Résumé: 1966, les habitants de Saint-Allaire savourent des jours heureux, entre l'église et le Bar des amis, loin de la modernité qui gronde, là-bas, à Paris.Bref, Saint-Allaire goûte à sa douce torpeur.Anna Soulette compte profiter de ses tout juste 18 ans, quoiqu'en pensent son alcoolique de père et son ex-soupirant... tandis qu'Aristide, fils d'un combattant africain resté en métropole après la Seconde guerre mondiale, tente de se fondre dans le paysage. La découverte du magot de son père par la belle Anna va changer la donne. La bêtise des uns, la lâcheté des autres et la concupiscence de tous feront le reste.Une truculente comédie rurale, entre Marcel Pagnol et les Tontons flingueurs, fruit de la rencontre entre le romancier Franck Bouysse et le dessinateur Daniel Casanave.
S
aint-Allaire, 1966. Dans ce petit village comme il en existe des milliers en France, l’été débute sous le soleil. Peut-être que la fête foraine qui est sur le point de s’ouvrir arrivera à sortir le bourg de sa torpeur. Pour Anna, dix-huit ans tout juste, ça sera son premier bal. Enfin, si elle arrive à tromper la surveillance de son père. Un air de liberté souffle, les garçons lui tournent autour et ses allures attirent regards et commentaires. Enfin, il faut bien vivre sa vie. Soyons discrète cependant, ici, les nouvelles circulent vite et les rumeurs encore plus.
= = = =
Liste des consignes –
[A] Pouvez-vous recopier à l'identique le passage du texte sur Saint-Allaire qui commence aux mots « Résumé: 1966, les » et s'arrête après « dessinateur Daniel Casanave. » ?
[B] Pouvez-vous prolonger le texte sur Saint-Allaire à partir de sa dernière phrase ?
= = = =
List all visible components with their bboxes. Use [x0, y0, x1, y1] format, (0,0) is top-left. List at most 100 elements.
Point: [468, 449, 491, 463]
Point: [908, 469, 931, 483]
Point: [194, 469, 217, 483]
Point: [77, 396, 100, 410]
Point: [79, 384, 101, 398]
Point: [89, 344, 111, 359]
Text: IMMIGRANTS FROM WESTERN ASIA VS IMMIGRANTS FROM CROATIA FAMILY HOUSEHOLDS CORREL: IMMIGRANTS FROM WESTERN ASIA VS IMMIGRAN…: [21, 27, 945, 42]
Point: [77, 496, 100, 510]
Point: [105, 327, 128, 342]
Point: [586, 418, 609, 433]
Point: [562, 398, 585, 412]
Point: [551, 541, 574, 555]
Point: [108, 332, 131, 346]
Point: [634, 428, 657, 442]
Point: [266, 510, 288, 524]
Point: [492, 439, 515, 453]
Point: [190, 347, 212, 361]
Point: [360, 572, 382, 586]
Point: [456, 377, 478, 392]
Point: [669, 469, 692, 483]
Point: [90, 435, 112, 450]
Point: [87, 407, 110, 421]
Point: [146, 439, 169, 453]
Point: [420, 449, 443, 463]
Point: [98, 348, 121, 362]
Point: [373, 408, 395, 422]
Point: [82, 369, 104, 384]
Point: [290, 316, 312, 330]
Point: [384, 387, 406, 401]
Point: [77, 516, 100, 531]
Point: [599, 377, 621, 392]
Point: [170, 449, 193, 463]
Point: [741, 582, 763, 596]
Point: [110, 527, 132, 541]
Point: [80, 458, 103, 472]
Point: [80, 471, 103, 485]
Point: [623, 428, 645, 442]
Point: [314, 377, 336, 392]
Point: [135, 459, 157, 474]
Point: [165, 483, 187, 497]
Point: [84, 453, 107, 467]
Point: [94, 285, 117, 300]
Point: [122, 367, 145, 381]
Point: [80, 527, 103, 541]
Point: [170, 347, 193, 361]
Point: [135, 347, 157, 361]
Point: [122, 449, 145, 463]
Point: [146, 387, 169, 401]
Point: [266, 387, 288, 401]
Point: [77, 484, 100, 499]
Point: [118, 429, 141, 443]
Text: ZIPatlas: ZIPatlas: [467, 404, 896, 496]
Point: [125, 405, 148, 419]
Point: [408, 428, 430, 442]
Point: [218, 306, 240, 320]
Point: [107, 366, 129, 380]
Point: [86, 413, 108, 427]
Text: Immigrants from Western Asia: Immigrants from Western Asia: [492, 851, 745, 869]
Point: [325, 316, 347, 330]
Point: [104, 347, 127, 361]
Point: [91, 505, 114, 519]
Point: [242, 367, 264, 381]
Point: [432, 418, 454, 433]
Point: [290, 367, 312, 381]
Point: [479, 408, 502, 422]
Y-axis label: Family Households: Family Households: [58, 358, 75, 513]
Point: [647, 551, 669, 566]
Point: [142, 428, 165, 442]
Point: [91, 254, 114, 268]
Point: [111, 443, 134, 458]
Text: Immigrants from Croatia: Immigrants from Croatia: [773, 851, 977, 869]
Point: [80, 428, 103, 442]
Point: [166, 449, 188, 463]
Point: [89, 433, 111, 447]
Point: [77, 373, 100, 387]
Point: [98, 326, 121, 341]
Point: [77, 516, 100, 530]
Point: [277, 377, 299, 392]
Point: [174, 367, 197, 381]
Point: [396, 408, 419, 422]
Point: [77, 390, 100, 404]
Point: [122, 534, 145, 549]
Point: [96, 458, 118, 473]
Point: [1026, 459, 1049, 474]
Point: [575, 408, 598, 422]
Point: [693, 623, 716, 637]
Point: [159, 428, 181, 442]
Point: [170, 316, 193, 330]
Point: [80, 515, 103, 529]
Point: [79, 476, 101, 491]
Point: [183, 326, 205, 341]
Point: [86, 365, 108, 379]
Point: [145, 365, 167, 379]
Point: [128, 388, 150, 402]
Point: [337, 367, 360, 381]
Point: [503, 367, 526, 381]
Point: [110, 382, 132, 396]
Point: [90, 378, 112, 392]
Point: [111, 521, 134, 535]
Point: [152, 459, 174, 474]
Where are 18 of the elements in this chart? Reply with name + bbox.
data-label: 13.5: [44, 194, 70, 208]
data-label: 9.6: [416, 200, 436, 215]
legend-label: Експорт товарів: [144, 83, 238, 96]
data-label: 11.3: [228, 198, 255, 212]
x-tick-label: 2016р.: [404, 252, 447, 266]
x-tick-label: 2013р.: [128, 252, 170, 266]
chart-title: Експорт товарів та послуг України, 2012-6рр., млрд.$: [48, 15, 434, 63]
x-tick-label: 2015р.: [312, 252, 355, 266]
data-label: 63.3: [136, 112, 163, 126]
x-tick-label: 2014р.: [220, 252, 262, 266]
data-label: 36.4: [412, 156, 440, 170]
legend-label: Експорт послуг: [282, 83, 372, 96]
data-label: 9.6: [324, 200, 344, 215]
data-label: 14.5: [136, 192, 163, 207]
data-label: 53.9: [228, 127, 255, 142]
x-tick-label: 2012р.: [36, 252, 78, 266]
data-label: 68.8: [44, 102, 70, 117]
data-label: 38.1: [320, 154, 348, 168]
= = = =
Vos réponses –
[A]
Résumé: 1966, les habitants de Saint-Allaire savourent des jours heureux, entre l'église et le Bar des amis, loin de la modernité qui gronde, là-bas, à Paris.Bref, Saint-Allaire goûte à sa douce torpeur.Anna Soulette compte profiter de ses tout juste 18 ans, quoiqu'en pensent son alcoolique de père et son ex-soupirant... tandis qu'Aristide, fils d'un combattant africain resté en métropole après la Seconde guerre mondiale, tente de se fondre dans le paysage. La découverte du magot de son père par la belle Anna va changer la donne. La bêtise des uns, la lâcheté des autres et la concupiscence de tous feront le reste.Une truculente comédie rurale, entre Marcel Pagnol et les Tontons flingueurs, fruit de la rencontre entre le romancier Franck Bouysse et le dessinateur Daniel Casanave.

[B]
Derrière une couverture façon polar au titre clinquant, Été brûlant à Saint-Allaire cache un sympathique et traditionnel récit social «vintage». Une jeune fille en fleurs sème l’émoi dans une localité où tout le monde cache un ou plusieurs cadavres dans son placard (ou sa cave). Les situations et les rôles sont bien distribués, même s’ils ne présentent aucune réelle originalité, tant ils respectent les poncifs du genre. Autour, l’ambiance surannée, voire fantasmée des Trente Glorieuses marque les esprits et les actions. Le grand Charles est à l’Élysée et il ne serait pas surprenant de croiser l’estafette d’Hubert (l’épicier détective de Bruno Heitz) au détour d’un chemin.
Pour ce qui est de l’intrigue, là aussi, peu ou prou de surprises. La fable est connue : étouffant au sein d’un univers aux horizons limités, une héroïne en veut plus et s’apprête à ruer dans les brancards. Heureusement, cette trame classique est racontée avec beaucoup d’humour et d’esprit. La construction narrative faite de scénettes chapitrées et introduites par des récitatifs servant à remplir les ellipses du scénario renforce le côté désuet de l’ouvrage. Frank Bouysse rappelle ainsi sa profession première d’écrivain. Dommage que le procédé brise régulièrement le rythme de lecture en hachant inlassablement la progression dramatique.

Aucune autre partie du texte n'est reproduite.